_What you need to do:_ Reproduce each line exactly. Skip none.

## start

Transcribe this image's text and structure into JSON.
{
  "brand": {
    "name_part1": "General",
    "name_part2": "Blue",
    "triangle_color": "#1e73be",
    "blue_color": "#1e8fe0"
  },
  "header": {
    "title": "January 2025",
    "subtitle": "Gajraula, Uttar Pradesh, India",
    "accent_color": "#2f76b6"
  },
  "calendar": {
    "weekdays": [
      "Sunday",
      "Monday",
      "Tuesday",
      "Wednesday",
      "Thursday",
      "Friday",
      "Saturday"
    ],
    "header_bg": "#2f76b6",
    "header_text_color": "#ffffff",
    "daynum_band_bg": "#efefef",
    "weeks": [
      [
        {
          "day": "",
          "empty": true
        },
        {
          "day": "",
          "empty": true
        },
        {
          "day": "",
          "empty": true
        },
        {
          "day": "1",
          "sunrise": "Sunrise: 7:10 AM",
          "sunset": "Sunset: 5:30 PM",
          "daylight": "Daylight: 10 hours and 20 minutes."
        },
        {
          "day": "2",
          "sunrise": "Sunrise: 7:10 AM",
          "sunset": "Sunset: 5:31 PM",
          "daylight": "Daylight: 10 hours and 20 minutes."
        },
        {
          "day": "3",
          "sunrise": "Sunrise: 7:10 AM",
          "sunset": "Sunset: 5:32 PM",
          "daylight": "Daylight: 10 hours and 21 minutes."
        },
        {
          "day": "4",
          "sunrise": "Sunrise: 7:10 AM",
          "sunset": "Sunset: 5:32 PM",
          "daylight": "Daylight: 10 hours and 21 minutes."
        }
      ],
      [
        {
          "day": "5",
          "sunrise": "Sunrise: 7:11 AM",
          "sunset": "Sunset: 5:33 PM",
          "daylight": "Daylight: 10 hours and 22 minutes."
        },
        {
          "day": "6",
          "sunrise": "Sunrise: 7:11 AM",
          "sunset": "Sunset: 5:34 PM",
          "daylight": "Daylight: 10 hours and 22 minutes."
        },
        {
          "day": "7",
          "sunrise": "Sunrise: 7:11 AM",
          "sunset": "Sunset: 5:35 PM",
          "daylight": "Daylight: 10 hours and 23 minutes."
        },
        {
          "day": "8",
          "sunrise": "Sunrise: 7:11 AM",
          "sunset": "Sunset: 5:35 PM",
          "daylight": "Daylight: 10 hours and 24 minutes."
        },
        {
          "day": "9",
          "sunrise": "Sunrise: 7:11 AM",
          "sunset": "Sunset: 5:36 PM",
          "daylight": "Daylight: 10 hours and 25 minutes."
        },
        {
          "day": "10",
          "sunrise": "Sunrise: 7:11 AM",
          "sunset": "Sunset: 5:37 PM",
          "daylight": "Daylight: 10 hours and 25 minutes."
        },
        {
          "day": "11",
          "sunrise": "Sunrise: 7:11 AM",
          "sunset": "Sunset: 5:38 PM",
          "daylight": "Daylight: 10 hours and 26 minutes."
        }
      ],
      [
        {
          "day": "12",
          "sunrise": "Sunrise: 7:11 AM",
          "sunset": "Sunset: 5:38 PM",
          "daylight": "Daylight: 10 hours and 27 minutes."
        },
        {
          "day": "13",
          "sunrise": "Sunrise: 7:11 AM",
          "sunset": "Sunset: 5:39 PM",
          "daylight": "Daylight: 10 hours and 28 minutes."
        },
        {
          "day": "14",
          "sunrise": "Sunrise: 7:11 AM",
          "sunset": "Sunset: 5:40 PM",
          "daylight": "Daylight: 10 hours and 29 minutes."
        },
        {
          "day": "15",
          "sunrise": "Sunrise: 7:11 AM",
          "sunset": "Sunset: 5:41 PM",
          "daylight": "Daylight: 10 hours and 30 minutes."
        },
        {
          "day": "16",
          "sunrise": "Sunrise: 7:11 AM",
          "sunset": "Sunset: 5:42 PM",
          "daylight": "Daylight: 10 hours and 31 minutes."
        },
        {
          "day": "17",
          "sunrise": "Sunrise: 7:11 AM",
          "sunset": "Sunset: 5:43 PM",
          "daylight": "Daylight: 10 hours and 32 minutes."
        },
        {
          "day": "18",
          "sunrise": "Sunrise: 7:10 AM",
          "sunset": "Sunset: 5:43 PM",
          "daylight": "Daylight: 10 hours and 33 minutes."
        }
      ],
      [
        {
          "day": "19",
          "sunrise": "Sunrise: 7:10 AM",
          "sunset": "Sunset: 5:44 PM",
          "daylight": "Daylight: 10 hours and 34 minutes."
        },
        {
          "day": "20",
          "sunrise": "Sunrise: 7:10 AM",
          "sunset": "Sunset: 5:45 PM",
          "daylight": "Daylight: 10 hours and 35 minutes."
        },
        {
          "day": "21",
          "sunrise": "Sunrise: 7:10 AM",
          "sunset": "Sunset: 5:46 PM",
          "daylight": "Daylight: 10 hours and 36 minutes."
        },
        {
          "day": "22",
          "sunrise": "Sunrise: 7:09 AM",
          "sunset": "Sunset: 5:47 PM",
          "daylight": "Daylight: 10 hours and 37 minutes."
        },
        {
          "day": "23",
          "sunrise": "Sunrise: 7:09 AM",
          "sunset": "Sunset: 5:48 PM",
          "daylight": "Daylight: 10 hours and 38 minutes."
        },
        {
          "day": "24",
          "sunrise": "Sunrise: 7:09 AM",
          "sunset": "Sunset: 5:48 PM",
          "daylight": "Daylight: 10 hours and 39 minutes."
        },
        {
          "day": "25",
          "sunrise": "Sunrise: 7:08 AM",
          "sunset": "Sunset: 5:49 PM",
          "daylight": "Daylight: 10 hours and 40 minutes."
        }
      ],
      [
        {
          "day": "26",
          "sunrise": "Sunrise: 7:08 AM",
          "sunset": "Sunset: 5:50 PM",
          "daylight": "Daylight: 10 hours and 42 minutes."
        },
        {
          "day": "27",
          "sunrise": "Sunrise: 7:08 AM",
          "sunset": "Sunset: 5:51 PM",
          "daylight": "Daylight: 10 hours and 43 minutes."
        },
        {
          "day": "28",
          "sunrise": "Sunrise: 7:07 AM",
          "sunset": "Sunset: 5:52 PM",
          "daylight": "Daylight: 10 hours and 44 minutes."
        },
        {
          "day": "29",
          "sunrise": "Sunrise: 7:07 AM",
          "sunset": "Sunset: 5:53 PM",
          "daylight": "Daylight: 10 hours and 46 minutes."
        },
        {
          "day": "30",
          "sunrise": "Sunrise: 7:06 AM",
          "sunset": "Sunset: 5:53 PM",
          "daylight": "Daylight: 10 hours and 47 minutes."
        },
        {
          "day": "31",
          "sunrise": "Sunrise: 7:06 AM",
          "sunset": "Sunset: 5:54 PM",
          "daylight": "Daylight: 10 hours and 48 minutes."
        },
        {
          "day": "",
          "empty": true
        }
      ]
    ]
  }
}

## end

_The solution:_
Transcribe this image's text and structure into JSON.
{
  "brand": {
    "name_part1": "General",
    "name_part2": "Blue",
    "triangle_color": "#1e73be",
    "blue_color": "#1e8fe0"
  },
  "header": {
    "title": "January 2025",
    "subtitle": "Gajraula, Uttar Pradesh, India",
    "accent_color": "#2f76b6"
  },
  "calendar": {
    "weekdays": [
      "Sunday",
      "Monday",
      "Tuesday",
      "Wednesday",
      "Thursday",
      "Friday",
      "Saturday"
    ],
    "header_bg": "#2f76b6",
    "header_text_color": "#ffffff",
    "daynum_band_bg": "#efefef",
    "weeks": [
      [
        {
          "day": "",
          "empty": true
        },
        {
          "day": "",
          "empty": true
        },
        {
          "day": "",
          "empty": true
        },
        {
          "day": "1",
          "sunrise": "Sunrise: 7:10 AM",
          "sunset": "Sunset: 5:30 PM",
          "daylight": "Daylight: 10 hours and 20 minutes."
        },
        {
          "day": "2",
          "sunrise": "Sunrise: 7:10 AM",
          "sunset": "Sunset: 5:31 PM",
          "daylight": "Daylight: 10 hours and 20 minutes."
        },
        {
          "day": "3",
          "sunrise": "Sunrise: 7:10 AM",
          "sunset": "Sunset: 5:32 PM",
          "daylight": "Daylight: 10 hours and 21 minutes."
        },
        {
          "day": "4",
          "sunrise": "Sunrise: 7:10 AM",
          "sunset": "Sunset: 5:32 PM",
          "daylight": "Daylight: 10 hours and 21 minutes."
        }
      ],
      [
        {
          "day": "5",
          "sunrise": "Sunrise: 7:11 AM",
          "sunset": "Sunset: 5:33 PM",
          "daylight": "Daylight: 10 hours and 22 minutes."
        },
        {
          "day": "6",
          "sunrise": "Sunrise: 7:11 AM",
          "sunset": "Sunset: 5:34 PM",
          "daylight": "Daylight: 10 hours and 22 minutes."
        },
        {
          "day": "7",
          "sunrise": "Sunrise: 7:11 AM",
          "sunset": "Sunset: 5:35 PM",
          "daylight": "Daylight: 10 hours and 23 minutes."
        },
        {
          "day": "8",
          "sunrise": "Sunrise: 7:11 AM",
          "sunset": "Sunset: 5:35 PM",
          "daylight": "Daylight: 10 hours and 24 minutes."
        },
        {
          "day": "9",
          "sunrise": "Sunrise: 7:11 AM",
          "sunset": "Sunset: 5:36 PM",
          "daylight": "Daylight: 10 hours and 25 minutes."
        },
        {
          "day": "10",
          "sunrise": "Sunrise: 7:11 AM",
          "sunset": "Sunset: 5:37 PM",
          "daylight": "Daylight: 10 hours and 25 minutes."
        },
        {
          "day": "11",
          "sunrise": "Sunrise: 7:11 AM",
          "sunset": "Sunset: 5:38 PM",
          "daylight": "Daylight: 10 hours and 26 minutes."
        }
      ],
      [
        {
          "day": "12",
          "sunrise": "Sunrise: 7:11 AM",
          "sunset": "Sunset: 5:38 PM",
          "daylight": "Daylight: 10 hours and 27 minutes."
        },
        {
          "day": "13",
          "sunrise": "Sunrise: 7:11 AM",
          "sunset": "Sunset: 5:39 PM",
          "daylight": "Daylight: 10 hours and 28 minutes."
        },
        {
          "day": "14",
          "sunrise": "Sunrise: 7:11 AM",
          "sunset": "Sunset: 5:40 PM",
          "daylight": "Daylight: 10 hours and 29 minutes."
        },
        {
          "day": "15",
          "sunrise": "Sunrise: 7:11 AM",
          "sunset": "Sunset: 5:41 PM",
          "daylight": "Daylight: 10 hours and 30 minutes."
        },
        {
          "day": "16",
          "sunrise": "Sunrise: 7:11 AM",
          "sunset": "Sunset: 5:42 PM",
          "daylight": "Daylight: 10 hours and 31 minutes."
        },
        {
          "day": "17",
          "sunrise": "Sunrise: 7:11 AM",
          "sunset": "Sunset: 5:43 PM",
          "daylight": "Daylight: 10 hours and 32 minutes."
        },
        {
          "day": "18",
          "sunrise": "Sunrise: 7:10 AM",
          "sunset": "Sunset: 5:43 PM",
          "daylight": "Daylight: 10 hours and 33 minutes."
        }
      ],
      [
        {
          "day": "19",
          "sunrise": "Sunrise: 7:10 AM",
          "sunset": "Sunset: 5:44 PM",
          "daylight": "Daylight: 10 hours and 34 minutes."
        },
        {
          "day": "20",
          "sunrise": "Sunrise: 7:10 AM",
          "sunset": "Sunset: 5:45 PM",
          "daylight": "Daylight: 10 hours and 35 minutes."
        },
        {
          "day": "21",
          "sunrise": "Sunrise: 7:10 AM",
          "sunset": "Sunset: 5:46 PM",
          "daylight": "Daylight: 10 hours and 36 minutes."
        },
        {
          "day": "22",
          "sunrise": "Sunrise: 7:09 AM",
          "sunset": "Sunset: 5:47 PM",
          "daylight": "Daylight: 10 hours and 37 minutes."
        },
        {
          "day": "23",
          "sunrise": "Sunrise: 7:09 AM",
          "sunset": "Sunset: 5:48 PM",
          "daylight": "Daylight: 10 hours and 38 minutes."
        },
        {
          "day": "24",
          "sunrise": "Sunrise: 7:09 AM",
          "sunset": "Sunset: 5:48 PM",
          "daylight": "Daylight: 10 hours and 39 minutes."
        },
        {
          "day": "25",
          "sunrise": "Sunrise: 7:08 AM",
          "sunset": "Sunset: 5:49 PM",
          "daylight": "Daylight: 10 hours and 40 minutes."
        }
      ],
      [
        {
          "day": "26",
          "sunrise": "Sunrise: 7:08 AM",
          "sunset": "Sunset: 5:50 PM",
          "daylight": "Daylight: 10 hours and 42 minutes."
        },
        {
          "day": "27",
          "sunrise": "Sunrise: 7:08 AM",
          "sunset": "Sunset: 5:51 PM",
          "daylight": "Daylight: 10 hours and 43 minutes."
        },
        {
          "day": "28",
          "sunrise": "Sunrise: 7:07 AM",
          "sunset": "Sunset: 5:52 PM",
          "daylight": "Daylight: 10 hours and 44 minutes."
        },
        {
          "day": "29",
          "sunrise": "Sunrise: 7:07 AM",
          "sunset": "Sunset: 5:53 PM",
          "daylight": "Daylight: 10 hours and 46 minutes."
        },
        {
          "day": "30",
          "sunrise": "Sunrise: 7:06 AM",
          "sunset": "Sunset: 5:53 PM",
          "daylight": "Daylight: 10 hours and 47 minutes."
        },
        {
          "day": "31",
          "sunrise": "Sunrise: 7:06 AM",
          "sunset": "Sunset: 5:54 PM",
          "daylight": "Daylight: 10 hours and 48 minutes."
        },
        {
          "day": "",
          "empty": true
        }
      ]
    ]
  }
}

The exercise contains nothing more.